GIVEN REQUEST:
Transcribe all the records with complete accuracy.

Items listed in a dataset

══════════════════════════════

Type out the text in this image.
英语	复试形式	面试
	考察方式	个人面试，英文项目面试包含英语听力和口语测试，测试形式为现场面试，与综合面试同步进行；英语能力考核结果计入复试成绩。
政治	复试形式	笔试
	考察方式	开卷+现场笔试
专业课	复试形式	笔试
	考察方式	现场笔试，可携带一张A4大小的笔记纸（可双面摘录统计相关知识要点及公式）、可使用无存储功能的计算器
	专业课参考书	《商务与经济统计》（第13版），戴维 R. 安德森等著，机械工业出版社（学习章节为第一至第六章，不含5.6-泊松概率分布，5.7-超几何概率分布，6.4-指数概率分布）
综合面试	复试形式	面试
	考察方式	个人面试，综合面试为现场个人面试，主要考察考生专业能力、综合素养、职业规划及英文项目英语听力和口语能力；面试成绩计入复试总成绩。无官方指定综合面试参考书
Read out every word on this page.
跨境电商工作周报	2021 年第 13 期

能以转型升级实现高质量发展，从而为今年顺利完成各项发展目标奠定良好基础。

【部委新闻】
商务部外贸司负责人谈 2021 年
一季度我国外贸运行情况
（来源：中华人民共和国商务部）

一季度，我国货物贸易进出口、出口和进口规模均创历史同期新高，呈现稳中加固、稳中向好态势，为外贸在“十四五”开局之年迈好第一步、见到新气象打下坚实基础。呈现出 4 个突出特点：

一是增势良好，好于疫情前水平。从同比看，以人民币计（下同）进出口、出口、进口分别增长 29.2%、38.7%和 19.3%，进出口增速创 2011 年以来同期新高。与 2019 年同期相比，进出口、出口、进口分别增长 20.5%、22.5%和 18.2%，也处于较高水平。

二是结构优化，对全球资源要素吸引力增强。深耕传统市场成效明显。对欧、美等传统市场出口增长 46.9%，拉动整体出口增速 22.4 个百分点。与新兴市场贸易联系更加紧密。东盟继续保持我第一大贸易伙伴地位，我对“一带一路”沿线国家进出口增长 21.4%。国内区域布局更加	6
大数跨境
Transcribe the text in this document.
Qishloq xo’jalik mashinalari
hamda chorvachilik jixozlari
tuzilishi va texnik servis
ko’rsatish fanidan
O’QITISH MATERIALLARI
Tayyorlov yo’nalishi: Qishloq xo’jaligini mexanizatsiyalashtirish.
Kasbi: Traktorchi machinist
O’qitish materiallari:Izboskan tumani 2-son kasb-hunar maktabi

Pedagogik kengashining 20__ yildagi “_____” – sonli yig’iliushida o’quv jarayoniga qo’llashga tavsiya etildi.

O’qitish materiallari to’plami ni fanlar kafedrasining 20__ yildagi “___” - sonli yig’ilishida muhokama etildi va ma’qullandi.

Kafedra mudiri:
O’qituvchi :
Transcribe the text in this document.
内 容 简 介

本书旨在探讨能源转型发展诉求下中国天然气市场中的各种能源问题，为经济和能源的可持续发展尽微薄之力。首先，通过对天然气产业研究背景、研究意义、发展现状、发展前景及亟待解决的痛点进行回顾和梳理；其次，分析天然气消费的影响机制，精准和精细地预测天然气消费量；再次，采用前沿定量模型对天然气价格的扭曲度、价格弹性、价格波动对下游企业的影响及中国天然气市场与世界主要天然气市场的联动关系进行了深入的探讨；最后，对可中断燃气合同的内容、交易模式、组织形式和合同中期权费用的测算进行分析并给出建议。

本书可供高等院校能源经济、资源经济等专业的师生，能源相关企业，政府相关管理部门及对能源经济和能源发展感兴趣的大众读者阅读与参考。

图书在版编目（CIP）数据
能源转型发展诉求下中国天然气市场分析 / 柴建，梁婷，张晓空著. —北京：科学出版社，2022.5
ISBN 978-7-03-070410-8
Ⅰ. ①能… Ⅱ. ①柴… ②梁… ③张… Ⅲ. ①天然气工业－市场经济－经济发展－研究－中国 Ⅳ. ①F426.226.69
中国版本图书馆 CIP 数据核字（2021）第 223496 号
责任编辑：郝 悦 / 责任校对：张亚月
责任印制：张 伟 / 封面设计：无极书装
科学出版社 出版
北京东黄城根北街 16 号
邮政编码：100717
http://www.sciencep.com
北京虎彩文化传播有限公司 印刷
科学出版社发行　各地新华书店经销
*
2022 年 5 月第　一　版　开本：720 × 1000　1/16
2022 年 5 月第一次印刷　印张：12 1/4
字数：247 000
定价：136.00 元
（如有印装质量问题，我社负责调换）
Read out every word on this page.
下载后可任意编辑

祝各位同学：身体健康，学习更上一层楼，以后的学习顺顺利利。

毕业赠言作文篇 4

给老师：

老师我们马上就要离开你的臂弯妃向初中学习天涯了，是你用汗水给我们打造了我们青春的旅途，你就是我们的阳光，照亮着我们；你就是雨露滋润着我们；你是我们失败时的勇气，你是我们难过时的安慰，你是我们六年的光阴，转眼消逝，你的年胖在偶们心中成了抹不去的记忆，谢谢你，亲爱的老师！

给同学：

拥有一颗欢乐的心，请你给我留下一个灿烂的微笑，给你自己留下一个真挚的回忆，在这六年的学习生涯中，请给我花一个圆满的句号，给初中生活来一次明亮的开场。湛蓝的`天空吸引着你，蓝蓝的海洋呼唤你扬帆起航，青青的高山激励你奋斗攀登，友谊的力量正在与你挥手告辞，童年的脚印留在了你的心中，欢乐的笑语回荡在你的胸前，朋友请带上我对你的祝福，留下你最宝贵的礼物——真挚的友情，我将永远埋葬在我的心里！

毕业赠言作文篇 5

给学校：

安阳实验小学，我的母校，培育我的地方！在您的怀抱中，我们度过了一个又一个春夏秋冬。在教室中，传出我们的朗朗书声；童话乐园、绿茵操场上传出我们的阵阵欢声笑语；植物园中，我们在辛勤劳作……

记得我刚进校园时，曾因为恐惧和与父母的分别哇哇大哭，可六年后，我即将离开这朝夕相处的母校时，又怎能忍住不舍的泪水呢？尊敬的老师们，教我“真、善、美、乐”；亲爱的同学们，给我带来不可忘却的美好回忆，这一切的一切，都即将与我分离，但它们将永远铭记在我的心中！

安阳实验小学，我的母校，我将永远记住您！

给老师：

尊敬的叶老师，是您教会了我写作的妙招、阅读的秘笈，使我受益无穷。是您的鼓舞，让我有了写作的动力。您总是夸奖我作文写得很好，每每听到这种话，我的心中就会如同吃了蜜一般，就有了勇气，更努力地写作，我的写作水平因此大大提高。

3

══════════════════════════════

OUTPUT FOR THIS TASK:
Type out the text in this image.
英语	复试形式	面试
	考察方式	个人面试，英文项目面试包含英语听力和口语测试，测试形式为现场面试，与综合面试同步进行；英语能力考核结果计入复试成绩。
政治	复试形式	笔试
	考察方式	开卷+现场笔试
专业课	复试形式	笔试
	考察方式	现场笔试，可携带一张A4大小的笔记纸（可双面摘录统计相关知识要点及公式）、可使用无存储功能的计算器
	专业课参考书	《商务与经济统计》（第13版），戴维 R. 安德森等著，机械工业出版社（学习章节为第一至第六章，不含5.6-泊松概率分布，5.7-超几何概率分布，6.4-指数概率分布）
综合面试	复试形式	面试
	考察方式	个人面试，综合面试为现场个人面试，主要考察考生专业能力、综合素养、职业规划及英文项目英语听力和口语能力；面试成绩计入复试总成绩。无官方指定综合面试参考书
Read out every word on this page.
跨境电商工作周报	2021 年第 13 期

能以转型升级实现高质量发展，从而为今年顺利完成各项发展目标奠定良好基础。

【部委新闻】
商务部外贸司负责人谈 2021 年
一季度我国外贸运行情况
（来源：中华人民共和国商务部）

一季度，我国货物贸易进出口、出口和进口规模均创历史同期新高，呈现稳中加固、稳中向好态势，为外贸在“十四五”开局之年迈好第一步、见到新气象打下坚实基础。呈现出 4 个突出特点：

一是增势良好，好于疫情前水平。从同比看，以人民币计（下同）进出口、出口、进口分别增长 29.2%、38.7%和 19.3%，进出口增速创 2011 年以来同期新高。与 2019 年同期相比，进出口、出口、进口分别增长 20.5%、22.5%和 18.2%，也处于较高水平。

二是结构优化，对全球资源要素吸引力增强。深耕传统市场成效明显。对欧、美等传统市场出口增长 46.9%，拉动整体出口增速 22.4 个百分点。与新兴市场贸易联系更加紧密。东盟继续保持我第一大贸易伙伴地位，我对“一带一路”沿线国家进出口增长 21.4%。国内区域布局更加	6
大数跨境
Transcribe the text in this document.
Qishloq xo’jalik mashinalari
hamda chorvachilik jixozlari
tuzilishi va texnik servis
ko’rsatish fanidan
O’QITISH MATERIALLARI
Tayyorlov yo’nalishi: Qishloq xo’jaligini mexanizatsiyalashtirish.
Kasbi: Traktorchi machinist
O’qitish materiallari:Izboskan tumani 2-son kasb-hunar maktabi

Pedagogik kengashining 20__ yildagi “_____” – sonli yig’iliushida o’quv jarayoniga qo’llashga tavsiya etildi.

O’qitish materiallari to’plami ni fanlar kafedrasining 20__ yildagi “___” - sonli yig’ilishida muhokama etildi va ma’qullandi.

Kafedra mudiri:
O’qituvchi :
Transcribe the text in this document.
内 容 简 介

本书旨在探讨能源转型发展诉求下中国天然气市场中的各种能源问题，为经济和能源的可持续发展尽微薄之力。首先，通过对天然气产业研究背景、研究意义、发展现状、发展前景及亟待解决的痛点进行回顾和梳理；其次，分析天然气消费的影响机制，精准和精细地预测天然气消费量；再次，采用前沿定量模型对天然气价格的扭曲度、价格弹性、价格波动对下游企业的影响及中国天然气市场与世界主要天然气市场的联动关系进行了深入的探讨；最后，对可中断燃气合同的内容、交易模式、组织形式和合同中期权费用的测算进行分析并给出建议。

本书可供高等院校能源经济、资源经济等专业的师生，能源相关企业，政府相关管理部门及对能源经济和能源发展感兴趣的大众读者阅读与参考。

图书在版编目（CIP）数据
能源转型发展诉求下中国天然气市场分析 / 柴建，梁婷，张晓空著. —北京：科学出版社，2022.5
ISBN 978-7-03-070410-8
Ⅰ. ①能… Ⅱ. ①柴… ②梁… ③张… Ⅲ. ①天然气工业－市场经济－经济发展－研究－中国 Ⅳ. ①F426.226.69
中国版本图书馆 CIP 数据核字（2021）第 223496 号
责任编辑：郝 悦 / 责任校对：张亚月
责任印制：张 伟 / 封面设计：无极书装
科学出版社 出版
北京东黄城根北街 16 号
邮政编码：100717
http://www.sciencep.com
北京虎彩文化传播有限公司 印刷
科学出版社发行　各地新华书店经销
*
2022 年 5 月第　一　版　开本：720 × 1000　1/16
2022 年 5 月第一次印刷　印张：12 1/4
字数：247 000
定价：136.00 元
（如有印装质量问题，我社负责调换）
Read out every word on this page.
下载后可任意编辑

祝各位同学：身体健康，学习更上一层楼，以后的学习顺顺利利。

毕业赠言作文篇 4

给老师：

老师我们马上就要离开你的臂弯妃向初中学习天涯了，是你用汗水给我们打造了我们青春的旅途，你就是我们的阳光，照亮着我们；你就是雨露滋润着我们；你是我们失败时的勇气，你是我们难过时的安慰，你是我们六年的光阴，转眼消逝，你的年胖在偶们心中成了抹不去的记忆，谢谢你，亲爱的老师！

给同学：

拥有一颗欢乐的心，请你给我留下一个灿烂的微笑，给你自己留下一个真挚的回忆，在这六年的学习生涯中，请给我花一个圆满的句号，给初中生活来一次明亮的开场。湛蓝的`天空吸引着你，蓝蓝的海洋呼唤你扬帆起航，青青的高山激励你奋斗攀登，友谊的力量正在与你挥手告辞，童年的脚印留在了你的心中，欢乐的笑语回荡在你的胸前，朋友请带上我对你的祝福，留下你最宝贵的礼物——真挚的友情，我将永远埋葬在我的心里！

毕业赠言作文篇 5

给学校：

安阳实验小学，我的母校，培育我的地方！在您的怀抱中，我们度过了一个又一个春夏秋冬。在教室中，传出我们的朗朗书声；童话乐园、绿茵操场上传出我们的阵阵欢声笑语；植物园中，我们在辛勤劳作……

记得我刚进校园时，曾因为恐惧和与父母的分别哇哇大哭，可六年后，我即将离开这朝夕相处的母校时，又怎能忍住不舍的泪水呢？尊敬的老师们，教我“真、善、美、乐”；亲爱的同学们，给我带来不可忘却的美好回忆，这一切的一切，都即将与我分离，但它们将永远铭记在我的心中！

安阳实验小学，我的母校，我将永远记住您！

给老师：

尊敬的叶老师，是您教会了我写作的妙招、阅读的秘笈，使我受益无穷。是您的鼓舞，让我有了写作的动力。您总是夸奖我作文写得很好，每每听到这种话，我的心中就会如同吃了蜜一般，就有了勇气，更努力地写作，我的写作水平因此大大提高。

3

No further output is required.